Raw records
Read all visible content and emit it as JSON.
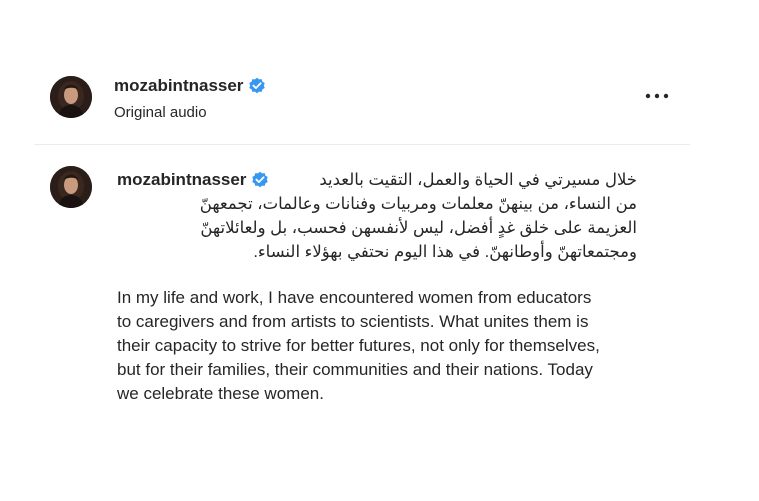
{
  "post": {
    "username": "mozabintnasser",
    "subtitle": "Original audio",
    "more_label": "More options",
    "verified_color": "#3897f0"
  },
  "comment": {
    "username": "mozabintnasser",
    "arabic_lines": [
      "خلال مسيرتي في الحياة والعمل، التقيت بالعديد",
      "من النساء، من بينهنّ معلمات ومربيات وفنانات وعالمات، تجمعهنّ",
      "العزيمة على خلق غدٍ أفضل، ليس لأنفسهن فحسب، بل ولعائلاتهنّ",
      "ومجتمعاتهنّ وأوطانهنّ. في هذا اليوم نحتفي بهؤلاء النساء."
    ],
    "english_lines": [
      "In my life and work, I have encountered women from educators",
      "to caregivers and from artists to scientists. What unites them is",
      "their capacity to strive for better futures, not only for themselves,",
      "but for their families, their communities and their nations. Today",
      "we celebrate these women."
    ]
  }
}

Short task >>
Return the material word for word. Pictures are not part of the copy.

Expected output >>
Read all visible content and emit it as JSON.
{
  "post": {
    "username": "mozabintnasser",
    "subtitle": "Original audio",
    "more_label": "More options",
    "verified_color": "#3897f0"
  },
  "comment": {
    "username": "mozabintnasser",
    "arabic_lines": [
      "خلال مسيرتي في الحياة والعمل، التقيت بالعديد",
      "من النساء، من بينهنّ معلمات ومربيات وفنانات وعالمات، تجمعهنّ",
      "العزيمة على خلق غدٍ أفضل، ليس لأنفسهن فحسب، بل ولعائلاتهنّ",
      "ومجتمعاتهنّ وأوطانهنّ. في هذا اليوم نحتفي بهؤلاء النساء."
    ],
    "english_lines": [
      "In my life and work, I have encountered women from educators",
      "to caregivers and from artists to scientists. What unites them is",
      "their capacity to strive for better futures, not only for themselves,",
      "but for their families, their communities and their nations. Today",
      "we celebrate these women."
    ]
  }
}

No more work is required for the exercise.